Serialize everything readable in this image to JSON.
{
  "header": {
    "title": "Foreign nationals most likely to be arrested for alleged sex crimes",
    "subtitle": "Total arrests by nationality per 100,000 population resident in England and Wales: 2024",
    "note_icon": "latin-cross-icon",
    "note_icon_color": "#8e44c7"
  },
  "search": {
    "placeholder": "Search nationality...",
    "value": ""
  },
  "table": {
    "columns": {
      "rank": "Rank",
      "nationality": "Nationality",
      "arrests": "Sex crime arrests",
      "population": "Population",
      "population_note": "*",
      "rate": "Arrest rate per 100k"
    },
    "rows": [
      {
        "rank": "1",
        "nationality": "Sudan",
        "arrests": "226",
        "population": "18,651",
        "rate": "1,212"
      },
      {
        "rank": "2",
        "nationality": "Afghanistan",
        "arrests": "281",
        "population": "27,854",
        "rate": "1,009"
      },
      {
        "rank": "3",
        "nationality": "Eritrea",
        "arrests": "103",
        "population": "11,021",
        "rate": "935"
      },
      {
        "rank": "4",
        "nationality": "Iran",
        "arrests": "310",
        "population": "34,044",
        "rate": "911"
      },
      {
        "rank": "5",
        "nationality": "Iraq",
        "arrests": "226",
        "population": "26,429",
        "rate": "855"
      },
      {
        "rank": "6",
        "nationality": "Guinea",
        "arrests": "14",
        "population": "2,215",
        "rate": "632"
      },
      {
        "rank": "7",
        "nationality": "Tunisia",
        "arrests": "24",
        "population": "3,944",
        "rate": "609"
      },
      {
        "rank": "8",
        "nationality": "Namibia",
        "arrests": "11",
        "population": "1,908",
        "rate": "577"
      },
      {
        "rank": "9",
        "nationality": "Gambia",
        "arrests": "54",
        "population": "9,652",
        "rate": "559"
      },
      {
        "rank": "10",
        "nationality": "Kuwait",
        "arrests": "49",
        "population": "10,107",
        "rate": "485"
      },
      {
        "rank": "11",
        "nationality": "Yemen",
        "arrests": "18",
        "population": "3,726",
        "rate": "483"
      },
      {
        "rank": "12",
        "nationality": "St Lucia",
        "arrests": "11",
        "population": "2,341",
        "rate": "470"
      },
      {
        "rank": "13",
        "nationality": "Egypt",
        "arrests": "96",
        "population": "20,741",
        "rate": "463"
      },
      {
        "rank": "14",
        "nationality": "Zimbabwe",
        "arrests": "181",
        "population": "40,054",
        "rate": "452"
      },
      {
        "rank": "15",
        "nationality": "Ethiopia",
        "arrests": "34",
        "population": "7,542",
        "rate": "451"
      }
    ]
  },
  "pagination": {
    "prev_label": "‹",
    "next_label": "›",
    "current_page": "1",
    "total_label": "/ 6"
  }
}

TASK INSTRUCTIONS
Reproduce all of the data exactly as given.

OUTPUT OF THE EXERCISE
Serialize everything readable in this image to JSON.
{
  "header": {
    "title": "Foreign nationals most likely to be arrested for alleged sex crimes",
    "subtitle": "Total arrests by nationality per 100,000 population resident in England and Wales: 2024",
    "note_icon": "latin-cross-icon",
    "note_icon_color": "#8e44c7"
  },
  "search": {
    "placeholder": "Search nationality...",
    "value": ""
  },
  "table": {
    "columns": {
      "rank": "Rank",
      "nationality": "Nationality",
      "arrests": "Sex crime arrests",
      "population": "Population",
      "population_note": "*",
      "rate": "Arrest rate per 100k"
    },
    "rows": [
      {
        "rank": "1",
        "nationality": "Sudan",
        "arrests": "226",
        "population": "18,651",
        "rate": "1,212"
      },
      {
        "rank": "2",
        "nationality": "Afghanistan",
        "arrests": "281",
        "population": "27,854",
        "rate": "1,009"
      },
      {
        "rank": "3",
        "nationality": "Eritrea",
        "arrests": "103",
        "population": "11,021",
        "rate": "935"
      },
      {
        "rank": "4",
        "nationality": "Iran",
        "arrests": "310",
        "population": "34,044",
        "rate": "911"
      },
      {
        "rank": "5",
        "nationality": "Iraq",
        "arrests": "226",
        "population": "26,429",
        "rate": "855"
      },
      {
        "rank": "6",
        "nationality": "Guinea",
        "arrests": "14",
        "population": "2,215",
        "rate": "632"
      },
      {
        "rank": "7",
        "nationality": "Tunisia",
        "arrests": "24",
        "population": "3,944",
        "rate": "609"
      },
      {
        "rank": "8",
        "nationality": "Namibia",
        "arrests": "11",
        "population": "1,908",
        "rate": "577"
      },
      {
        "rank": "9",
        "nationality": "Gambia",
        "arrests": "54",
        "population": "9,652",
        "rate": "559"
      },
      {
        "rank": "10",
        "nationality": "Kuwait",
        "arrests": "49",
        "population": "10,107",
        "rate": "485"
      },
      {
        "rank": "11",
        "nationality": "Yemen",
        "arrests": "18",
        "population": "3,726",
        "rate": "483"
      },
      {
        "rank": "12",
        "nationality": "St Lucia",
        "arrests": "11",
        "population": "2,341",
        "rate": "470"
      },
      {
        "rank": "13",
        "nationality": "Egypt",
        "arrests": "96",
        "population": "20,741",
        "rate": "463"
      },
      {
        "rank": "14",
        "nationality": "Zimbabwe",
        "arrests": "181",
        "population": "40,054",
        "rate": "452"
      },
      {
        "rank": "15",
        "nationality": "Ethiopia",
        "arrests": "34",
        "population": "7,542",
        "rate": "451"
      }
    ]
  },
  "pagination": {
    "prev_label": "‹",
    "next_label": "›",
    "current_page": "1",
    "total_label": "/ 6"
  }
}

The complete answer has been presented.